Transcribe the full listing below exactly.

[Stored entries]
───
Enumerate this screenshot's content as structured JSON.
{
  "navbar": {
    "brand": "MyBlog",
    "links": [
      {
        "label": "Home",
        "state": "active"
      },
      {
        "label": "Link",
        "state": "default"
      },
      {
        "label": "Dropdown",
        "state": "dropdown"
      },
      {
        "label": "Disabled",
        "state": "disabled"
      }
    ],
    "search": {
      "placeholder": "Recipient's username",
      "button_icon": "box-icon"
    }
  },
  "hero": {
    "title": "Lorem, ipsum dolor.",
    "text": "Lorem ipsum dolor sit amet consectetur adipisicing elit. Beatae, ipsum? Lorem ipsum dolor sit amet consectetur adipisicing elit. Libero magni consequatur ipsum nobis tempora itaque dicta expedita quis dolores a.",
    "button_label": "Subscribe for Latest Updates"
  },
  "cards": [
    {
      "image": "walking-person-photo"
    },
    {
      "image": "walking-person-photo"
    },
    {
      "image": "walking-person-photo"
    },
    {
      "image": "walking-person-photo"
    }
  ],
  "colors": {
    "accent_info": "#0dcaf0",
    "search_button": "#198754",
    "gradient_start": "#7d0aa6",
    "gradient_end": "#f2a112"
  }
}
───
◆ ANSWER TO THE EXERCISE:
Enumerate this screenshot's content as structured JSON.
{
  "navbar": {
    "brand": "MyBlog",
    "links": [
      {
        "label": "Home",
        "state": "active"
      },
      {
        "label": "Link",
        "state": "default"
      },
      {
        "label": "Dropdown",
        "state": "dropdown"
      },
      {
        "label": "Disabled",
        "state": "disabled"
      }
    ],
    "search": {
      "placeholder": "Recipient's username",
      "button_icon": "box-icon"
    }
  },
  "hero": {
    "title": "Lorem, ipsum dolor.",
    "text": "Lorem ipsum dolor sit amet consectetur adipisicing elit. Beatae, ipsum? Lorem ipsum dolor sit amet consectetur adipisicing elit. Libero magni consequatur ipsum nobis tempora itaque dicta expedita quis dolores a.",
    "button_label": "Subscribe for Latest Updates"
  },
  "cards": [
    {
      "image": "walking-person-photo"
    },
    {
      "image": "walking-person-photo"
    },
    {
      "image": "walking-person-photo"
    },
    {
      "image": "walking-person-photo"
    }
  ],
  "colors": {
    "accent_info": "#0dcaf0",
    "search_button": "#198754",
    "gradient_start": "#7d0aa6",
    "gradient_end": "#f2a112"
  }
}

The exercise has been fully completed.